§ Stated task:
Pull each line holding the word "характеристики" from the data.

§ Provided information:
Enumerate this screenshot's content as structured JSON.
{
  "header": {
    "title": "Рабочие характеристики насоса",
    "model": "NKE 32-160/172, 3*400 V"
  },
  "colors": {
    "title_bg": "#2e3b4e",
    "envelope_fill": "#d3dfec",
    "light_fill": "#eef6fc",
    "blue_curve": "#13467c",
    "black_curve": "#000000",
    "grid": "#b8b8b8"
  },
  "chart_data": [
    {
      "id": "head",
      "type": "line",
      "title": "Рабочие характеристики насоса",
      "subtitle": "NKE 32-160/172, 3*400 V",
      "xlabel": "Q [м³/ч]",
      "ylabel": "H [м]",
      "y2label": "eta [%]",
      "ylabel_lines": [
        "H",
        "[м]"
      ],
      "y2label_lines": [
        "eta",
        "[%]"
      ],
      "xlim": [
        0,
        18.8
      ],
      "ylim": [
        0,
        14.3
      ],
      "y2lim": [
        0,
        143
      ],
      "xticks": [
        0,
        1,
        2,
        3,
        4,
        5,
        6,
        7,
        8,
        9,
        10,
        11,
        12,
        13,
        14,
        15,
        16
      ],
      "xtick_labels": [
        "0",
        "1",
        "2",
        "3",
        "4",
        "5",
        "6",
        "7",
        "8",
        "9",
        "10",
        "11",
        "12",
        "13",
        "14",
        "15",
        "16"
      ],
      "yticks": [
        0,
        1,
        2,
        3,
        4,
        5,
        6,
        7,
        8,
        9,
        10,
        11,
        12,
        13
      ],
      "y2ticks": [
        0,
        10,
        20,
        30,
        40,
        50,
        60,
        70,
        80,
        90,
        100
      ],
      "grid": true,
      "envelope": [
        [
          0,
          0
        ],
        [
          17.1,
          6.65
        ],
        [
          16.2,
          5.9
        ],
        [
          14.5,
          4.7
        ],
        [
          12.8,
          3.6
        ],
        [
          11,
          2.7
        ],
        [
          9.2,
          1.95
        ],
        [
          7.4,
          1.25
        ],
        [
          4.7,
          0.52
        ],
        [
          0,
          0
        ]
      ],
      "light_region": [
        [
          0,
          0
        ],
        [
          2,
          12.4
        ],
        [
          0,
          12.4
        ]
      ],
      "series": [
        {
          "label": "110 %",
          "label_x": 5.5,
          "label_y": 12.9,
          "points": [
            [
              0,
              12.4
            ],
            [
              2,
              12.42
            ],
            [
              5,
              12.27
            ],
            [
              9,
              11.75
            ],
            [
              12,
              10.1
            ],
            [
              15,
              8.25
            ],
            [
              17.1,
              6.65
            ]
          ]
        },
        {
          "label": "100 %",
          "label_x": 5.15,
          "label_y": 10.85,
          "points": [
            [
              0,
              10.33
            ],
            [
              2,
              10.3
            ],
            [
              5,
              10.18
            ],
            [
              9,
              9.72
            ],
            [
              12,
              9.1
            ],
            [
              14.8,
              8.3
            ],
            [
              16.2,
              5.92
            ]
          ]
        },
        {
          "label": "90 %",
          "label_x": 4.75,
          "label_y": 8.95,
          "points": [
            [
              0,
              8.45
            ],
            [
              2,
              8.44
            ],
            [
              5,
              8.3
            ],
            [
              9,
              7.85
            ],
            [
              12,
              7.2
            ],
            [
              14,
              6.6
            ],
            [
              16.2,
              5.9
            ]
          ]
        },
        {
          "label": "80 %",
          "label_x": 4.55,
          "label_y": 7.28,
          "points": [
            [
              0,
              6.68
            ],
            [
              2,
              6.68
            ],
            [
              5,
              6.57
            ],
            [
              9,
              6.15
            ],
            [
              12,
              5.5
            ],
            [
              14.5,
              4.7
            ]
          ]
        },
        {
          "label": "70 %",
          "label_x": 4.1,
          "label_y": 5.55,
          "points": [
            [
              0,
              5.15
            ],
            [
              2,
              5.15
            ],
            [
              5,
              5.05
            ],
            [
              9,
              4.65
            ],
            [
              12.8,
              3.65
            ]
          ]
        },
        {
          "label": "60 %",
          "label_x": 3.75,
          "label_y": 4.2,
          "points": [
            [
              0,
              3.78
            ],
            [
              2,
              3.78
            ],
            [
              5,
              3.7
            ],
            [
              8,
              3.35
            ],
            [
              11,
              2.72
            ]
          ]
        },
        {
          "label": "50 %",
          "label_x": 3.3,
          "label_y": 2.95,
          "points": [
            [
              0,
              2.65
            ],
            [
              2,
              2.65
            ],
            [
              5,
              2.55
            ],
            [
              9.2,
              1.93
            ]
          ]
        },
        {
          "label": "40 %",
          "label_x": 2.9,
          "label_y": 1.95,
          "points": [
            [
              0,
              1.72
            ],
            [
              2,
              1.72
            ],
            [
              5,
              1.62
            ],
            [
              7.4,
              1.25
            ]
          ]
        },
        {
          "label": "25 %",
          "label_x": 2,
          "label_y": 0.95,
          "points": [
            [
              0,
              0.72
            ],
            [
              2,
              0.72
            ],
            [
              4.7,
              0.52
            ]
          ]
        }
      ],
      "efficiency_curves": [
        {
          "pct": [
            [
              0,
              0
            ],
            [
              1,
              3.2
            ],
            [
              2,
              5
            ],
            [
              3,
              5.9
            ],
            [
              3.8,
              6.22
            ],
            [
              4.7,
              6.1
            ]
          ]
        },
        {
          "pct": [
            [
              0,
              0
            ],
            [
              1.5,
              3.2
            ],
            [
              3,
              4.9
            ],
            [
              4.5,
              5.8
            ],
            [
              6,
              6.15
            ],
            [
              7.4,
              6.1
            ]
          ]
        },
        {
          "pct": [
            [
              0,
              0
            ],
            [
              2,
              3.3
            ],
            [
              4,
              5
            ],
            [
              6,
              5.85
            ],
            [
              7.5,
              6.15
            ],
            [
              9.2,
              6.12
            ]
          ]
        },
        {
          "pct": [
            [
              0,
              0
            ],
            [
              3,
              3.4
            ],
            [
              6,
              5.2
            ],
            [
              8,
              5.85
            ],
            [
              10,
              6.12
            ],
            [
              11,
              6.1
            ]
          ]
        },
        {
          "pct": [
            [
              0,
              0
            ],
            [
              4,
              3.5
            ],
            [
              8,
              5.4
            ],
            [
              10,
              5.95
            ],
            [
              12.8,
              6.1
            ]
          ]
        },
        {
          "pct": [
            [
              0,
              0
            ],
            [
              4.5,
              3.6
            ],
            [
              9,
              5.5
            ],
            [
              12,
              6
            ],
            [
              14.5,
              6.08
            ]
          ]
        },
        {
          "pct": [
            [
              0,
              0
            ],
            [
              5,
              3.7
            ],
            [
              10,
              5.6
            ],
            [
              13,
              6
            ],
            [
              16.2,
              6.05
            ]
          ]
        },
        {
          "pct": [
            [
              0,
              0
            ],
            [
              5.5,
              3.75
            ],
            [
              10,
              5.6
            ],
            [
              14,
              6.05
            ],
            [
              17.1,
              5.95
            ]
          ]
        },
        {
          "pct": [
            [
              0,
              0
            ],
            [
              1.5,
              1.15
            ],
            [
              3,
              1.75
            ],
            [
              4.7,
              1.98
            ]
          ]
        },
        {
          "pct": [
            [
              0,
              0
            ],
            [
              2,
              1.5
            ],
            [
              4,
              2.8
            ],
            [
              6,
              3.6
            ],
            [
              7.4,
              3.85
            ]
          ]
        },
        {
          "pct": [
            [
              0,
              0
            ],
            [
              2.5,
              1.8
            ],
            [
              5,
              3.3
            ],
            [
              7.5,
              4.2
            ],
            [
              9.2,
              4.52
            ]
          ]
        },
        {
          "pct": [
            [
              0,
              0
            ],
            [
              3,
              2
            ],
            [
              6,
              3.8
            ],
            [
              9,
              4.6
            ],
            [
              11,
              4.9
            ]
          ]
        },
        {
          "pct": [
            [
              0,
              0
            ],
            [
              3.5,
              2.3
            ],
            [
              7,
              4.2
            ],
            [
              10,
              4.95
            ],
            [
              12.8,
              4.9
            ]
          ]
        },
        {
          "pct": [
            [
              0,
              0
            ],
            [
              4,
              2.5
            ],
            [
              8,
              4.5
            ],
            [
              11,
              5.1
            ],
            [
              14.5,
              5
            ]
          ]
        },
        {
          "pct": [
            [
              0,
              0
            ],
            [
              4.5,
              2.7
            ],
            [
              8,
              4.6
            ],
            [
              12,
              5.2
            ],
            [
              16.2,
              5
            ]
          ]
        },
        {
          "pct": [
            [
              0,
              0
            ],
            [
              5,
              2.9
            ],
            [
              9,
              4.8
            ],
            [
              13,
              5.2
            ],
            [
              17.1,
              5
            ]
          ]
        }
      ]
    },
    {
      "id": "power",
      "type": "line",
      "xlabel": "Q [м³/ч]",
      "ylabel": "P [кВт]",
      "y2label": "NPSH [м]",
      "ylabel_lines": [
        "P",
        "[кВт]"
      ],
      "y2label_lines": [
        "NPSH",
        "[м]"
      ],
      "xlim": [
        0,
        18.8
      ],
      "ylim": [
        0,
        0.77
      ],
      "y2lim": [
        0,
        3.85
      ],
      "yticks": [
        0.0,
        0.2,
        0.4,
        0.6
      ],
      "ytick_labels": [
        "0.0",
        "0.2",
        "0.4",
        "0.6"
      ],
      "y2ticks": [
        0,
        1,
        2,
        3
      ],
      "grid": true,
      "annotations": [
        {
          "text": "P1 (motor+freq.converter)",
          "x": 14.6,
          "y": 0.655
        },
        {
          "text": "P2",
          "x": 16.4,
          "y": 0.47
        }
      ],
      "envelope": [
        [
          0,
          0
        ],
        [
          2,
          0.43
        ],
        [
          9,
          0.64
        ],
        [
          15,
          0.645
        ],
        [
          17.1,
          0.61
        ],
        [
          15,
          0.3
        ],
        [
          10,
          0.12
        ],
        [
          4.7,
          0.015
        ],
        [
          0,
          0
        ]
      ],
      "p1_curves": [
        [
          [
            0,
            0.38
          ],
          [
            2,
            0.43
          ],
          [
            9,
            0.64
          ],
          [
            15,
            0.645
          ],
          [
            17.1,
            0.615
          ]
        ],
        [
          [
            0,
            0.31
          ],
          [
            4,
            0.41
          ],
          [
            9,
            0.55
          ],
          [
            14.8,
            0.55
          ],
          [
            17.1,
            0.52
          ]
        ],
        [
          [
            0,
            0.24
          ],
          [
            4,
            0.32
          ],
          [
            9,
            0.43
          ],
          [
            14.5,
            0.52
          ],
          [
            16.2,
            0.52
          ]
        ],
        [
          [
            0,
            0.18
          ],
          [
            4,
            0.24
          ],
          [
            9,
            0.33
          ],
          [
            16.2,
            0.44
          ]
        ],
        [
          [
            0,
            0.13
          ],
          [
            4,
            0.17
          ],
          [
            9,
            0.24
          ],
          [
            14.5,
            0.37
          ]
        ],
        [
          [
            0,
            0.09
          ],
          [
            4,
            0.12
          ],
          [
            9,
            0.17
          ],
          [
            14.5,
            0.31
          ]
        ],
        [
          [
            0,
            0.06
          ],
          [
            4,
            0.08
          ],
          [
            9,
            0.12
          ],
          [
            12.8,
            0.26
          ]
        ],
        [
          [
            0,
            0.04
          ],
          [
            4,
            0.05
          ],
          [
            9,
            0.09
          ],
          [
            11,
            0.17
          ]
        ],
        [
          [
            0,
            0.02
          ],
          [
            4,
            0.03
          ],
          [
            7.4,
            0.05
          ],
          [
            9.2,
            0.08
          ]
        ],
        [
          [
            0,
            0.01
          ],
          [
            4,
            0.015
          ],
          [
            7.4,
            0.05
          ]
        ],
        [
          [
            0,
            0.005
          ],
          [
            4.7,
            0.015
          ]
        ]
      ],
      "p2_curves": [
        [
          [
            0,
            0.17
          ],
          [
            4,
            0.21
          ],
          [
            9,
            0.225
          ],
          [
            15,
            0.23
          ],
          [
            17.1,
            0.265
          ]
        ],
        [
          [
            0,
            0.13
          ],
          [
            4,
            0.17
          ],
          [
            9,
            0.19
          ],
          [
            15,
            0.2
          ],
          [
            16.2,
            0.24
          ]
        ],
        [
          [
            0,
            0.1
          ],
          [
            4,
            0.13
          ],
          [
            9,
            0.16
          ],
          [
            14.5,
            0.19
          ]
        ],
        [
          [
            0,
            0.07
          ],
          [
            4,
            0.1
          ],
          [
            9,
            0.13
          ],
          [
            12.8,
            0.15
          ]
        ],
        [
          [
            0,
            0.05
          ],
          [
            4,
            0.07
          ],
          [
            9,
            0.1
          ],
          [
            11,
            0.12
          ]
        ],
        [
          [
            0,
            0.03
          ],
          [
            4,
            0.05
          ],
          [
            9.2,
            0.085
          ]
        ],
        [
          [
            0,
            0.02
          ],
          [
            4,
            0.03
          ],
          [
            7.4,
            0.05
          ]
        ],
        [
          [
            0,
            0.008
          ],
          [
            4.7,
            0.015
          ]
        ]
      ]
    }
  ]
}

§ Problem solution:
    "title": "Рабочие характеристики насоса",
      "title": "Рабочие характеристики насоса",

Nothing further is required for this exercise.